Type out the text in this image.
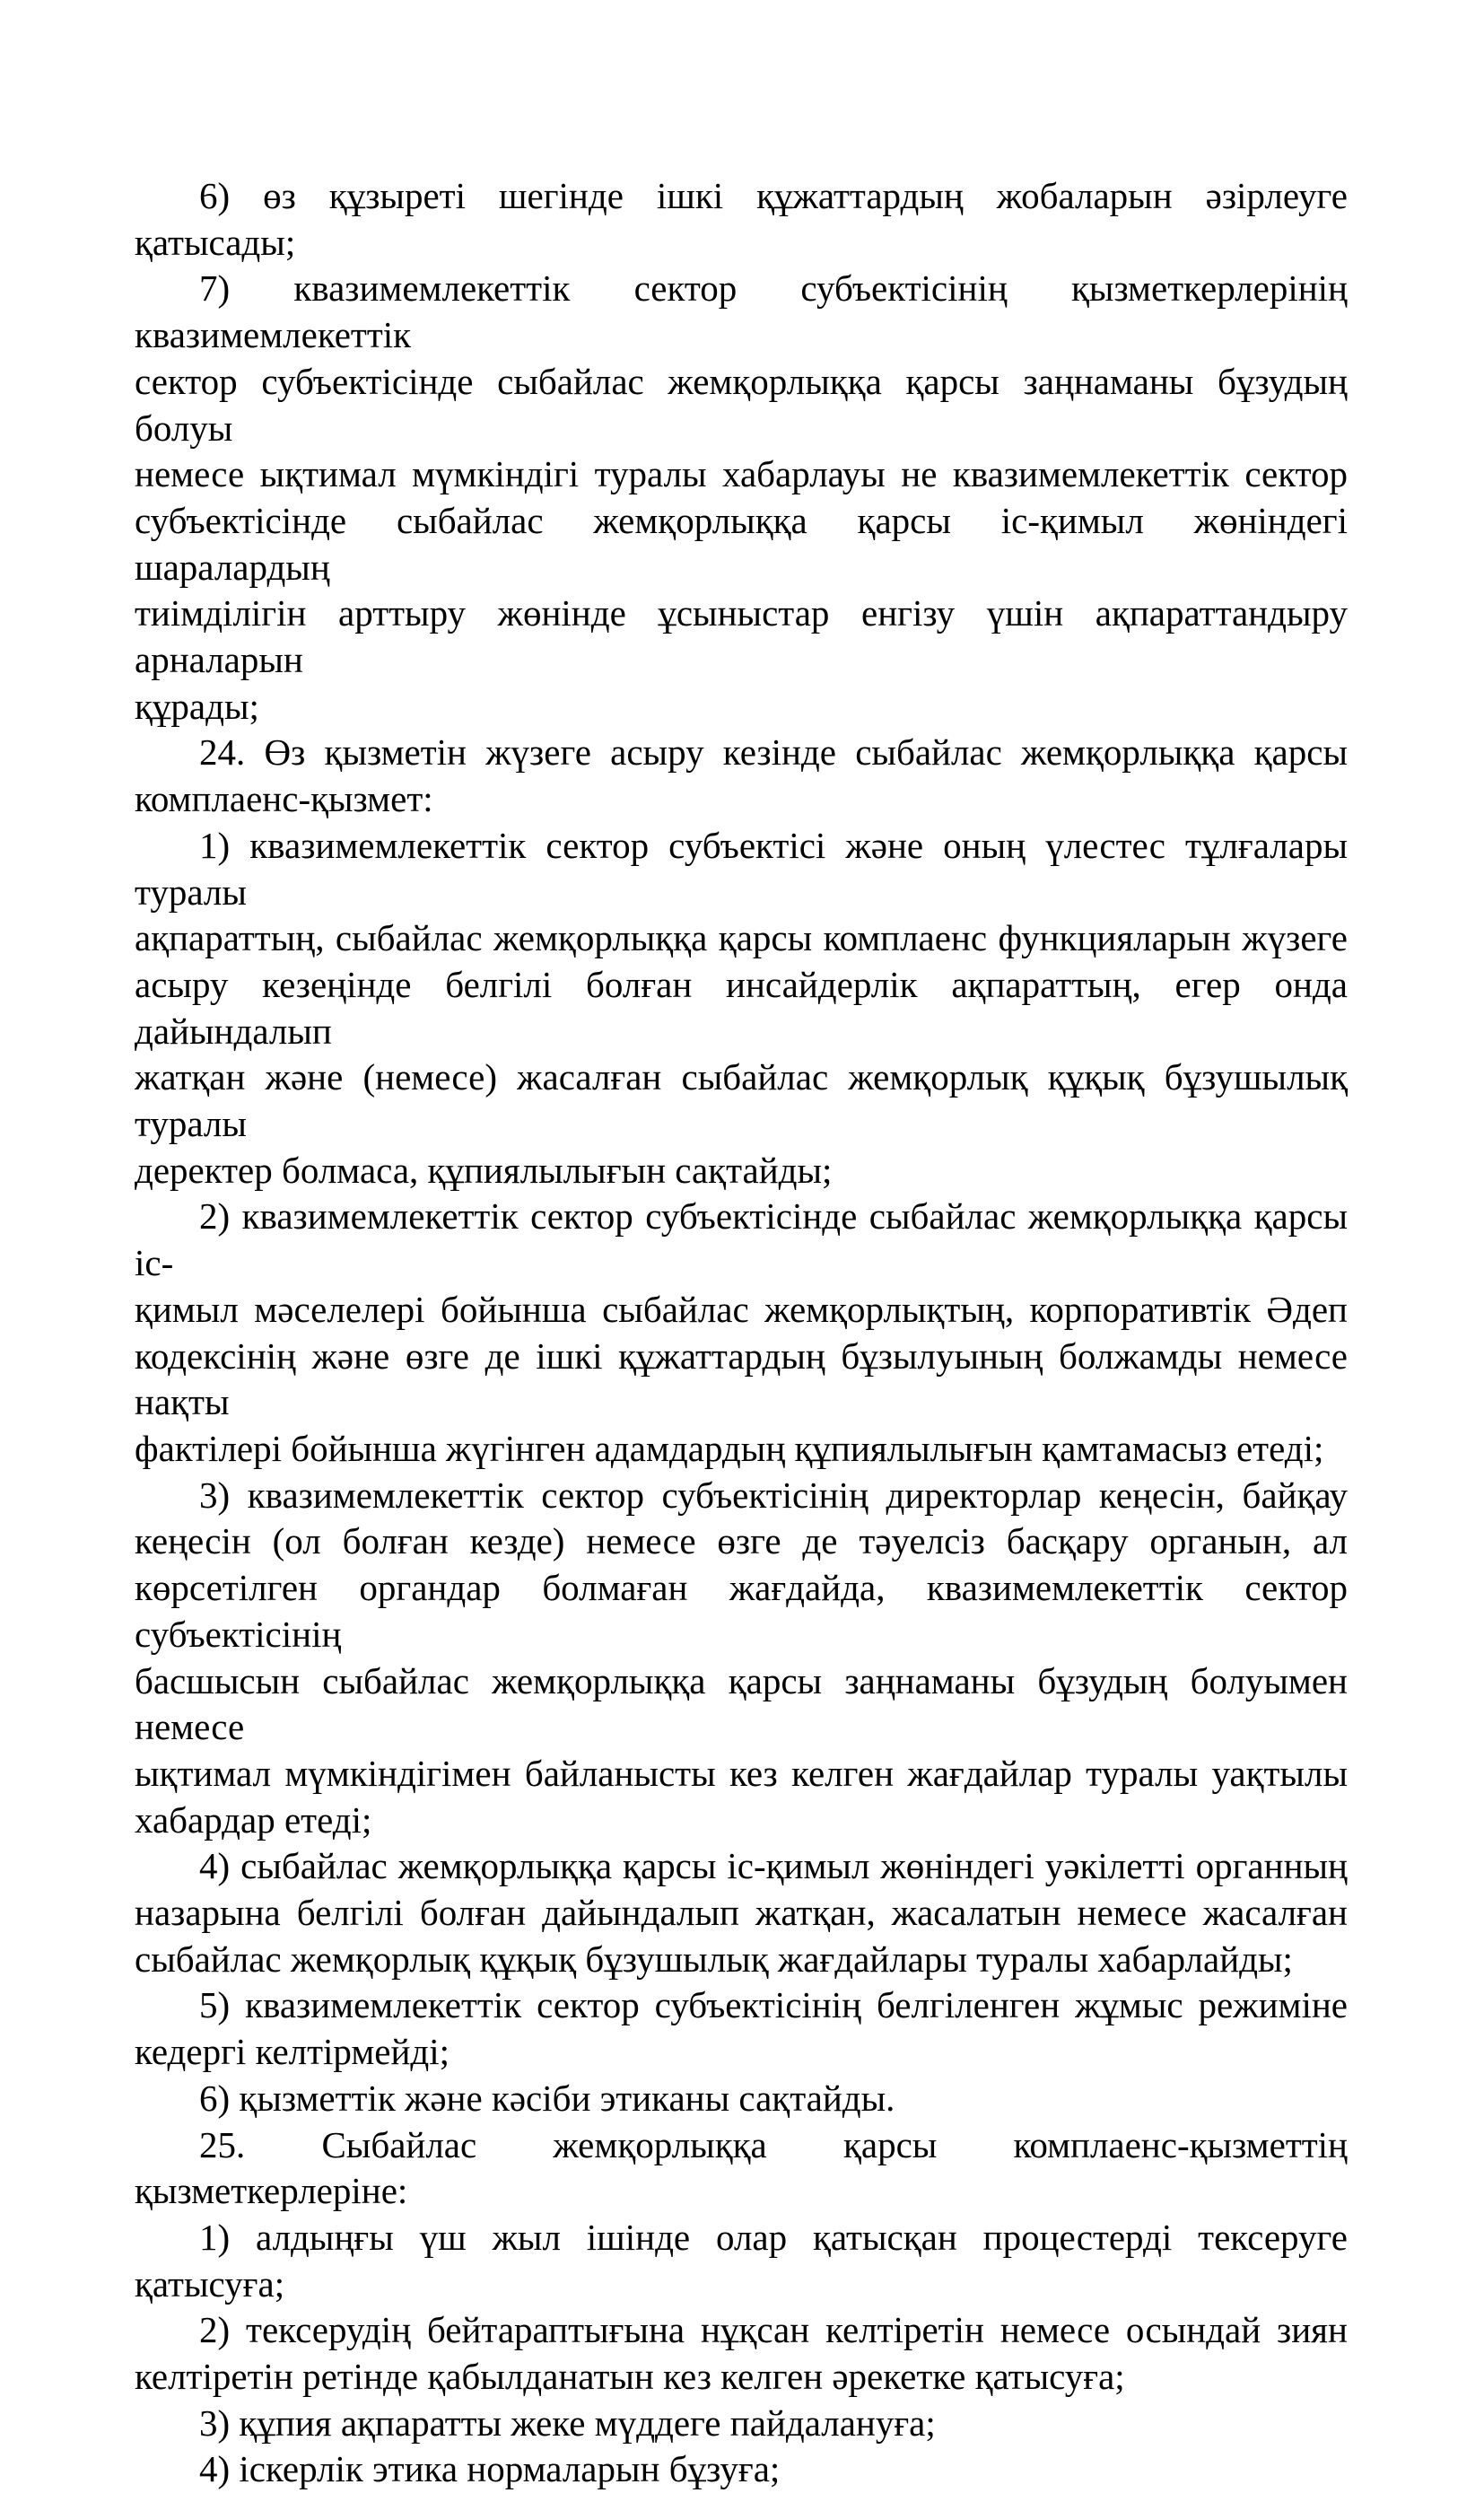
6) өз құзыреті шегінде ішкі құжаттардың жобаларын әзірлеуге қатысады;
7) квазимемлекеттік сектор субъектісінің қызметкерлерінің квазимемлекеттік
сектор субъектісінде сыбайлас жемқорлыққа қарсы заңнаманы бұзудың болуы
немесе ықтимал мүмкіндігі туралы хабарлауы не квазимемлекеттік сектор
субъектісінде сыбайлас жемқорлыққа қарсы іс-қимыл жөніндегі шаралардың
тиімділігін арттыру жөнінде ұсыныстар енгізу үшін ақпараттандыру арналарын
құрады;
24. Өз қызметін жүзеге асыру кезінде сыбайлас жемқорлыққа қарсы
комплаенс-қызмет:
1) квазимемлекеттік сектор субъектісі және оның үлестес тұлғалары туралы
ақпараттың, сыбайлас жемқорлыққа қарсы комплаенс функцияларын жүзеге
асыру кезеңінде белгілі болған инсайдерлік ақпараттың, егер онда дайындалып
жатқан және (немесе) жасалған сыбайлас жемқорлық құқық бұзушылық туралы
деректер болмаса, құпиялылығын сақтайды;
2) квазимемлекеттік сектор субъектісінде сыбайлас жемқорлыққа қарсы іс-
қимыл мәселелері бойынша сыбайлас жемқорлықтың, корпоративтік Әдеп
кодексінің және өзге де ішкі құжаттардың бұзылуының болжамды немесе нақты
фактілері бойынша жүгінген адамдардың құпиялылығын қамтамасыз етеді;
3) квазимемлекеттік сектор субъектісінің директорлар кеңесін, байқау
кеңесін (ол болған кезде) немесе өзге де тәуелсіз басқару органын, ал
көрсетілген органдар болмаған жағдайда, квазимемлекеттік сектор субъектісінің
басшысын сыбайлас жемқорлыққа қарсы заңнаманы бұзудың болуымен немесе
ықтимал мүмкіндігімен байланысты кез келген жағдайлар туралы уақтылы
хабардар етеді;
4) сыбайлас жемқорлыққа қарсы іс-қимыл жөніндегі уәкілетті органның
назарына белгілі болған дайындалып жатқан, жасалатын немесе жасалған
сыбайлас жемқорлық құқық бұзушылық жағдайлары туралы хабарлайды;
5) квазимемлекеттік сектор субъектісінің белгіленген жұмыс режиміне
кедергі келтірмейді;
6) қызметтік және кәсіби этиканы сақтайды.
25. Сыбайлас жемқорлыққа қарсы комплаенс-қызметтің қызметкерлеріне:
1) алдыңғы үш жыл ішінде олар қатысқан процестерді тексеруге қатысуға;
2) тексерудің бейтараптығына нұқсан келтіретін немесе осындай зиян
келтіретін ретінде қабылданатын кез келген әрекетке қатысуға;
3) құпия ақпаратты жеке мүддеге пайдалануға;
4) іскерлік этика нормаларын бұзуға;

◇ ◇ ◇ ◇ ◇

### What to produce
Leave out every picture and copy the rest of the records exactly.

### Response for this exercise
Type out the text in this image.
6) өз құзыреті шегінде ішкі құжаттардың жобаларын әзірлеуге қатысады;
7) квазимемлекеттік сектор субъектісінің қызметкерлерінің квазимемлекеттік
сектор субъектісінде сыбайлас жемқорлыққа қарсы заңнаманы бұзудың болуы
немесе ықтимал мүмкіндігі туралы хабарлауы не квазимемлекеттік сектор
субъектісінде сыбайлас жемқорлыққа қарсы іс-қимыл жөніндегі шаралардың
тиімділігін арттыру жөнінде ұсыныстар енгізу үшін ақпараттандыру арналарын
құрады;
24. Өз қызметін жүзеге асыру кезінде сыбайлас жемқорлыққа қарсы
комплаенс-қызмет:
1) квазимемлекеттік сектор субъектісі және оның үлестес тұлғалары туралы
ақпараттың, сыбайлас жемқорлыққа қарсы комплаенс функцияларын жүзеге
асыру кезеңінде белгілі болған инсайдерлік ақпараттың, егер онда дайындалып
жатқан және (немесе) жасалған сыбайлас жемқорлық құқық бұзушылық туралы
деректер болмаса, құпиялылығын сақтайды;
2) квазимемлекеттік сектор субъектісінде сыбайлас жемқорлыққа қарсы іс-
қимыл мәселелері бойынша сыбайлас жемқорлықтың, корпоративтік Әдеп
кодексінің және өзге де ішкі құжаттардың бұзылуының болжамды немесе нақты
фактілері бойынша жүгінген адамдардың құпиялылығын қамтамасыз етеді;
3) квазимемлекеттік сектор субъектісінің директорлар кеңесін, байқау
кеңесін (ол болған кезде) немесе өзге де тәуелсіз басқару органын, ал
көрсетілген органдар болмаған жағдайда, квазимемлекеттік сектор субъектісінің
басшысын сыбайлас жемқорлыққа қарсы заңнаманы бұзудың болуымен немесе
ықтимал мүмкіндігімен байланысты кез келген жағдайлар туралы уақтылы
хабардар етеді;
4) сыбайлас жемқорлыққа қарсы іс-қимыл жөніндегі уәкілетті органның
назарына белгілі болған дайындалып жатқан, жасалатын немесе жасалған
сыбайлас жемқорлық құқық бұзушылық жағдайлары туралы хабарлайды;
5) квазимемлекеттік сектор субъектісінің белгіленген жұмыс режиміне
кедергі келтірмейді;
6) қызметтік және кәсіби этиканы сақтайды.
25. Сыбайлас жемқорлыққа қарсы комплаенс-қызметтің қызметкерлеріне:
1) алдыңғы үш жыл ішінде олар қатысқан процестерді тексеруге қатысуға;
2) тексерудің бейтараптығына нұқсан келтіретін немесе осындай зиян
келтіретін ретінде қабылданатын кез келген әрекетке қатысуға;
3) құпия ақпаратты жеке мүддеге пайдалануға;
4) іскерлік этика нормаларын бұзуға;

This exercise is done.